Figure dataset records:
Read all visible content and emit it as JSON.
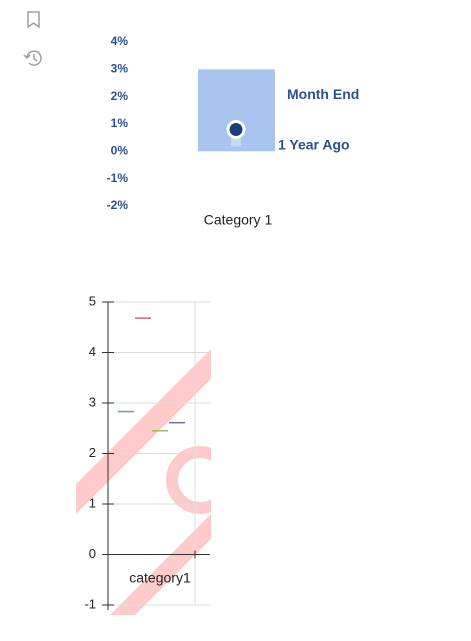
{
  "chart_data": [
    {
      "type": "bar",
      "categories": [
        "Category 1"
      ],
      "series": [
        {
          "name": "Month End",
          "color": "#a9c4ef",
          "values": [
            3
          ]
        },
        {
          "name": "1 Year Ago",
          "color": "#1f3f7a",
          "values": [
            0.8
          ],
          "marker": true
        }
      ],
      "ylim": [
        -2,
        4
      ],
      "yticks": [
        {
          "value": 4,
          "label": "4%"
        },
        {
          "value": 3,
          "label": "3%"
        },
        {
          "value": 2,
          "label": "2%"
        },
        {
          "value": 1,
          "label": "1%"
        },
        {
          "value": 0,
          "label": "0%"
        },
        {
          "value": -1,
          "label": "-1%"
        },
        {
          "value": -2,
          "label": "-2%"
        }
      ]
    },
    {
      "type": "dash",
      "categories": [
        "category1"
      ],
      "series": [
        {
          "color": "#6f8fc9",
          "values": [
            2.83
          ]
        },
        {
          "color": "#d9675d",
          "values": [
            4.68
          ]
        },
        {
          "color": "#9fb763",
          "values": [
            2.45
          ]
        },
        {
          "color": "#7b6aa6",
          "values": [
            2.61
          ]
        }
      ],
      "ylim": [
        -1,
        5
      ],
      "yticks": [
        5,
        4,
        3,
        2,
        1,
        0,
        -1
      ],
      "grid": true
    }
  ]
}
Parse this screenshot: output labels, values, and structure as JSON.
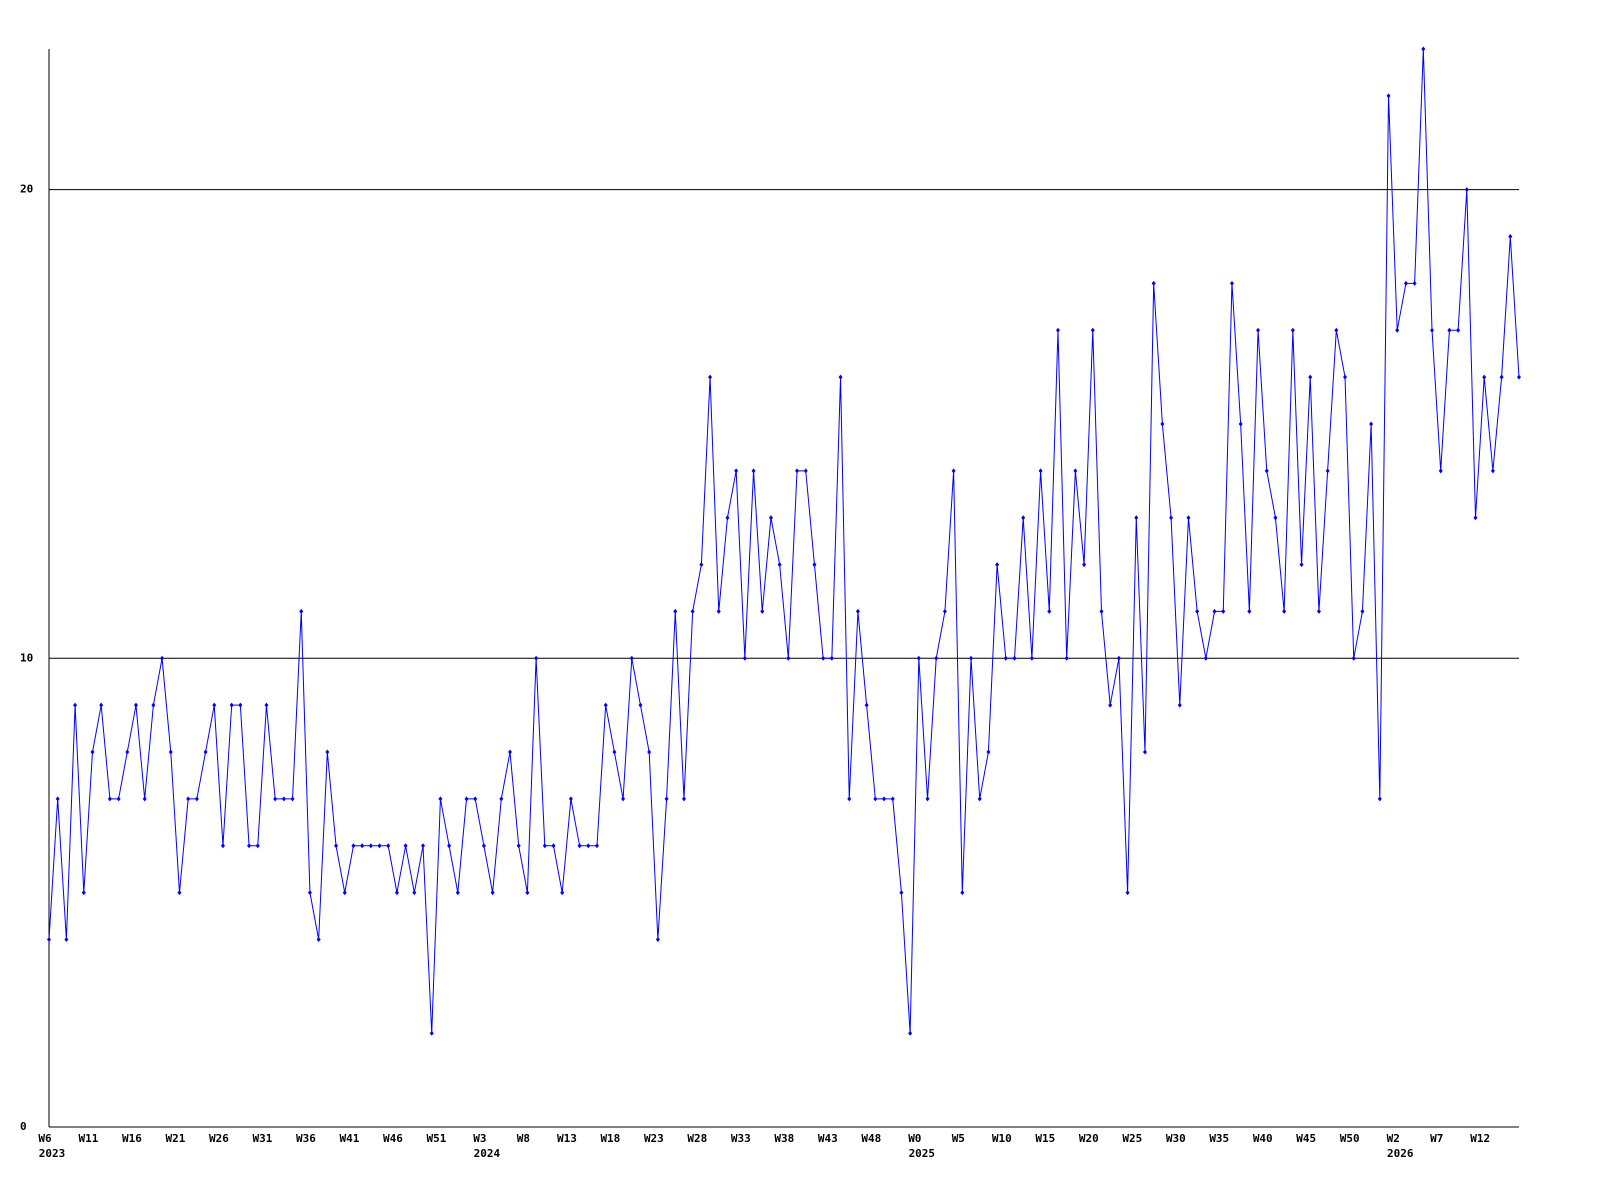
{
  "chart_data": {
    "type": "line",
    "categories": [
      "W6",
      null,
      null,
      null,
      null,
      "W11",
      null,
      null,
      null,
      null,
      "W16",
      null,
      null,
      null,
      null,
      "W21",
      null,
      null,
      null,
      null,
      "W26",
      null,
      null,
      null,
      null,
      "W31",
      null,
      null,
      null,
      null,
      "W36",
      null,
      null,
      null,
      null,
      "W41",
      null,
      null,
      null,
      null,
      "W46",
      null,
      null,
      null,
      null,
      "W51",
      null,
      null,
      null,
      null,
      "W3",
      null,
      null,
      null,
      null,
      "W8",
      null,
      null,
      null,
      null,
      "W13",
      null,
      null,
      null,
      null,
      "W18",
      null,
      null,
      null,
      null,
      "W23",
      null,
      null,
      null,
      null,
      "W28",
      null,
      null,
      null,
      null,
      "W33",
      null,
      null,
      null,
      null,
      "W38",
      null,
      null,
      null,
      null,
      "W43",
      null,
      null,
      null,
      null,
      "W48",
      null,
      null,
      null,
      null,
      "W0",
      null,
      null,
      null,
      null,
      "W5",
      null,
      null,
      null,
      null,
      "W10",
      null,
      null,
      null,
      null,
      "W15",
      null,
      null,
      null,
      null,
      "W20",
      null,
      null,
      null,
      null,
      "W25",
      null,
      null,
      null,
      null,
      "W30",
      null,
      null,
      null,
      null,
      "W35",
      null,
      null,
      null,
      null,
      "W40",
      null,
      null,
      null,
      null,
      "W45",
      null,
      null,
      null,
      null,
      "W50",
      null,
      null,
      null,
      null,
      "W2",
      null,
      null,
      null,
      null,
      "W7",
      null,
      null,
      null,
      null,
      "W12",
      null,
      null,
      null,
      null
    ],
    "years": [
      "2023",
      null,
      null,
      null,
      null,
      null,
      null,
      null,
      null,
      null,
      null,
      null,
      null,
      null,
      null,
      null,
      null,
      null,
      null,
      null,
      null,
      null,
      null,
      null,
      null,
      null,
      null,
      null,
      null,
      null,
      null,
      null,
      null,
      null,
      null,
      null,
      null,
      null,
      null,
      null,
      null,
      null,
      null,
      null,
      null,
      null,
      null,
      null,
      null,
      null,
      "2024",
      null,
      null,
      null,
      null,
      null,
      null,
      null,
      null,
      null,
      null,
      null,
      null,
      null,
      null,
      null,
      null,
      null,
      null,
      null,
      null,
      null,
      null,
      null,
      null,
      null,
      null,
      null,
      null,
      null,
      null,
      null,
      null,
      null,
      null,
      null,
      null,
      null,
      null,
      null,
      null,
      null,
      null,
      null,
      null,
      null,
      null,
      null,
      null,
      null,
      "2025",
      null,
      null,
      null,
      null,
      null,
      null,
      null,
      null,
      null,
      null,
      null,
      null,
      null,
      null,
      null,
      null,
      null,
      null,
      null,
      null,
      null,
      null,
      null,
      null,
      null,
      null,
      null,
      null,
      null,
      null,
      null,
      null,
      null,
      null,
      null,
      null,
      null,
      null,
      null,
      null,
      null,
      null,
      null,
      null,
      null,
      null,
      null,
      null,
      null,
      null,
      null,
      null,
      null,
      null,
      "2026",
      null,
      null,
      null,
      null,
      null,
      null,
      null,
      null,
      null,
      null,
      null,
      null,
      null,
      null
    ],
    "values": [
      4,
      7,
      4,
      9,
      5,
      8,
      9,
      7,
      7,
      8,
      9,
      7,
      9,
      10,
      8,
      5,
      7,
      7,
      8,
      9,
      6,
      9,
      9,
      6,
      6,
      9,
      7,
      7,
      7,
      11,
      5,
      4,
      8,
      6,
      5,
      6,
      6,
      6,
      6,
      6,
      5,
      6,
      5,
      6,
      2,
      7,
      6,
      5,
      7,
      7,
      6,
      5,
      7,
      8,
      6,
      5,
      10,
      6,
      6,
      5,
      7,
      6,
      6,
      6,
      9,
      8,
      7,
      10,
      9,
      8,
      4,
      7,
      11,
      7,
      11,
      12,
      16,
      11,
      13,
      14,
      10,
      14,
      11,
      13,
      12,
      10,
      14,
      14,
      12,
      10,
      10,
      16,
      7,
      11,
      9,
      7,
      7,
      7,
      5,
      2,
      10,
      7,
      10,
      11,
      14,
      5,
      10,
      7,
      8,
      12,
      10,
      10,
      13,
      10,
      14,
      11,
      17,
      10,
      14,
      12,
      17,
      11,
      9,
      10,
      5,
      13,
      8,
      18,
      15,
      13,
      9,
      13,
      11,
      10,
      11,
      11,
      18,
      15,
      11,
      17,
      14,
      13,
      11,
      17,
      12,
      16,
      11,
      14,
      17,
      16,
      10,
      11,
      15,
      7,
      22,
      17,
      18,
      18,
      23,
      17,
      14,
      17,
      17,
      20,
      13,
      16,
      14,
      16,
      19,
      16
    ],
    "color": "#0000ff",
    "ylim": [
      0,
      23
    ],
    "yticks": [
      0,
      10,
      20
    ],
    "grid": true
  }
}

--- GOAL ---
Set down the records in full and exactly. Do not carry over any image.

--- EXPECTED ANSWER ---
Read all visible content and emit it as JSON.
{
  "chart_data": [
    {
      "type": "bar",
      "categories": [
        "Category 1"
      ],
      "series": [
        {
          "name": "Month End",
          "color": "#a9c4ef",
          "values": [
            3
          ]
        },
        {
          "name": "1 Year Ago",
          "color": "#1f3f7a",
          "values": [
            0.8
          ],
          "marker": true
        }
      ],
      "ylim": [
        -2,
        4
      ],
      "yticks": [
        {
          "value": 4,
          "label": "4%"
        },
        {
          "value": 3,
          "label": "3%"
        },
        {
          "value": 2,
          "label": "2%"
        },
        {
          "value": 1,
          "label": "1%"
        },
        {
          "value": 0,
          "label": "0%"
        },
        {
          "value": -1,
          "label": "-1%"
        },
        {
          "value": -2,
          "label": "-2%"
        }
      ]
    },
    {
      "type": "dash",
      "categories": [
        "category1"
      ],
      "series": [
        {
          "color": "#6f8fc9",
          "values": [
            2.83
          ]
        },
        {
          "color": "#d9675d",
          "values": [
            4.68
          ]
        },
        {
          "color": "#9fb763",
          "values": [
            2.45
          ]
        },
        {
          "color": "#7b6aa6",
          "values": [
            2.61
          ]
        }
      ],
      "ylim": [
        -1,
        5
      ],
      "yticks": [
        5,
        4,
        3,
        2,
        1,
        0,
        -1
      ],
      "grid": true
    }
  ]
}
Parse this screenshot: output labels, values, and structure as JSON.
{
  "chart_data": {
    "type": "line",
    "categories": [
      "W6",
      null,
      null,
      null,
      null,
      "W11",
      null,
      null,
      null,
      null,
      "W16",
      null,
      null,
      null,
      null,
      "W21",
      null,
      null,
      null,
      null,
      "W26",
      null,
      null,
      null,
      null,
      "W31",
      null,
      null,
      null,
      null,
      "W36",
      null,
      null,
      null,
      null,
      "W41",
      null,
      null,
      null,
      null,
      "W46",
      null,
      null,
      null,
      null,
      "W51",
      null,
      null,
      null,
      null,
      "W3",
      null,
      null,
      null,
      null,
      "W8",
      null,
      null,
      null,
      null,
      "W13",
      null,
      null,
      null,
      null,
      "W18",
      null,
      null,
      null,
      null,
      "W23",
      null,
      null,
      null,
      null,
      "W28",
      null,
      null,
      null,
      null,
      "W33",
      null,
      null,
      null,
      null,
      "W38",
      null,
      null,
      null,
      null,
      "W43",
      null,
      null,
      null,
      null,
      "W48",
      null,
      null,
      null,
      null,
      "W0",
      null,
      null,
      null,
      null,
      "W5",
      null,
      null,
      null,
      null,
      "W10",
      null,
      null,
      null,
      null,
      "W15",
      null,
      null,
      null,
      null,
      "W20",
      null,
      null,
      null,
      null,
      "W25",
      null,
      null,
      null,
      null,
      "W30",
      null,
      null,
      null,
      null,
      "W35",
      null,
      null,
      null,
      null,
      "W40",
      null,
      null,
      null,
      null,
      "W45",
      null,
      null,
      null,
      null,
      "W50",
      null,
      null,
      null,
      null,
      "W2",
      null,
      null,
      null,
      null,
      "W7",
      null,
      null,
      null,
      null,
      "W12",
      null,
      null,
      null,
      null
    ],
    "years": [
      "2023",
      null,
      null,
      null,
      null,
      null,
      null,
      null,
      null,
      null,
      null,
      null,
      null,
      null,
      null,
      null,
      null,
      null,
      null,
      null,
      null,
      null,
      null,
      null,
      null,
      null,
      null,
      null,
      null,
      null,
      null,
      null,
      null,
      null,
      null,
      null,
      null,
      null,
      null,
      null,
      null,
      null,
      null,
      null,
      null,
      null,
      null,
      null,
      null,
      null,
      "2024",
      null,
      null,
      null,
      null,
      null,
      null,
      null,
      null,
      null,
      null,
      null,
      null,
      null,
      null,
      null,
      null,
      null,
      null,
      null,
      null,
      null,
      null,
      null,
      null,
      null,
      null,
      null,
      null,
      null,
      null,
      null,
      null,
      null,
      null,
      null,
      null,
      null,
      null,
      null,
      null,
      null,
      null,
      null,
      null,
      null,
      null,
      null,
      null,
      null,
      "2025",
      null,
      null,
      null,
      null,
      null,
      null,
      null,
      null,
      null,
      null,
      null,
      null,
      null,
      null,
      null,
      null,
      null,
      null,
      null,
      null,
      null,
      null,
      null,
      null,
      null,
      null,
      null,
      null,
      null,
      null,
      null,
      null,
      null,
      null,
      null,
      null,
      null,
      null,
      null,
      null,
      null,
      null,
      null,
      null,
      null,
      null,
      null,
      null,
      null,
      null,
      null,
      null,
      null,
      null,
      "2026",
      null,
      null,
      null,
      null,
      null,
      null,
      null,
      null,
      null,
      null,
      null,
      null,
      null,
      null
    ],
    "values": [
      4,
      7,
      4,
      9,
      5,
      8,
      9,
      7,
      7,
      8,
      9,
      7,
      9,
      10,
      8,
      5,
      7,
      7,
      8,
      9,
      6,
      9,
      9,
      6,
      6,
      9,
      7,
      7,
      7,
      11,
      5,
      4,
      8,
      6,
      5,
      6,
      6,
      6,
      6,
      6,
      5,
      6,
      5,
      6,
      2,
      7,
      6,
      5,
      7,
      7,
      6,
      5,
      7,
      8,
      6,
      5,
      10,
      6,
      6,
      5,
      7,
      6,
      6,
      6,
      9,
      8,
      7,
      10,
      9,
      8,
      4,
      7,
      11,
      7,
      11,
      12,
      16,
      11,
      13,
      14,
      10,
      14,
      11,
      13,
      12,
      10,
      14,
      14,
      12,
      10,
      10,
      16,
      7,
      11,
      9,
      7,
      7,
      7,
      5,
      2,
      10,
      7,
      10,
      11,
      14,
      5,
      10,
      7,
      8,
      12,
      10,
      10,
      13,
      10,
      14,
      11,
      17,
      10,
      14,
      12,
      17,
      11,
      9,
      10,
      5,
      13,
      8,
      18,
      15,
      13,
      9,
      13,
      11,
      10,
      11,
      11,
      18,
      15,
      11,
      17,
      14,
      13,
      11,
      17,
      12,
      16,
      11,
      14,
      17,
      16,
      10,
      11,
      15,
      7,
      22,
      17,
      18,
      18,
      23,
      17,
      14,
      17,
      17,
      20,
      13,
      16,
      14,
      16,
      19,
      16
    ],
    "color": "#0000ff",
    "ylim": [
      0,
      23
    ],
    "yticks": [
      0,
      10,
      20
    ],
    "grid": true
  }
}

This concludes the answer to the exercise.